[Begin INPUT RECORDS]

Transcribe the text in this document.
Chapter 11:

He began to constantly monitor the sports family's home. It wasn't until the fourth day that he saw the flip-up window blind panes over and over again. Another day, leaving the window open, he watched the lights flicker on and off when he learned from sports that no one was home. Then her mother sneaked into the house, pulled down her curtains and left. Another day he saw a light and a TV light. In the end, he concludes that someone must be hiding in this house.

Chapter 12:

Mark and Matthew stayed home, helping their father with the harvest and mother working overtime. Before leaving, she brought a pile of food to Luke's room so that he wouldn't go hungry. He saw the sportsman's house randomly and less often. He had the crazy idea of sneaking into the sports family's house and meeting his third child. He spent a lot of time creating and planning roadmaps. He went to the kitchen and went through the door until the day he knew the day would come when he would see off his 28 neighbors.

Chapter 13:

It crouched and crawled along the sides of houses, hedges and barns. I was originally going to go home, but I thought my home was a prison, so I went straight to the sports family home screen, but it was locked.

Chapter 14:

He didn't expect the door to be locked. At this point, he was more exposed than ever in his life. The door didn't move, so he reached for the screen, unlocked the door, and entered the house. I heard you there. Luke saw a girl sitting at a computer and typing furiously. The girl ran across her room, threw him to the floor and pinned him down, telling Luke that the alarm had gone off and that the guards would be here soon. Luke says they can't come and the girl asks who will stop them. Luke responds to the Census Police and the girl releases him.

[End INPUT RECORDS]

TASK TO CARRY OUT:
Reproduce the material above without altering a single character.

RESPONSE FOR THIS EXERCISE:
Transcribe the text in this document.
Chapter 11:

He began to constantly monitor the sports family's home. It wasn't until the fourth day that he saw the flip-up window blind panes over and over again. Another day, leaving the window open, he watched the lights flicker on and off when he learned from sports that no one was home. Then her mother sneaked into the house, pulled down her curtains and left. Another day he saw a light and a TV light. In the end, he concludes that someone must be hiding in this house.

Chapter 12:

Mark and Matthew stayed home, helping their father with the harvest and mother working overtime. Before leaving, she brought a pile of food to Luke's room so that he wouldn't go hungry. He saw the sportsman's house randomly and less often. He had the crazy idea of sneaking into the sports family's house and meeting his third child. He spent a lot of time creating and planning roadmaps. He went to the kitchen and went through the door until the day he knew the day would come when he would see off his 28 neighbors.

Chapter 13:

It crouched and crawled along the sides of houses, hedges and barns. I was originally going to go home, but I thought my home was a prison, so I went straight to the sports family home screen, but it was locked.

Chapter 14:

He didn't expect the door to be locked. At this point, he was more exposed than ever in his life. The door didn't move, so he reached for the screen, unlocked the door, and entered the house. I heard you there. Luke saw a girl sitting at a computer and typing furiously. The girl ran across her room, threw him to the floor and pinned him down, telling Luke that the alarm had gone off and that the guards would be here soon. Luke says they can't come and the girl asks who will stop them. Luke responds to the Census Police and the girl releases him.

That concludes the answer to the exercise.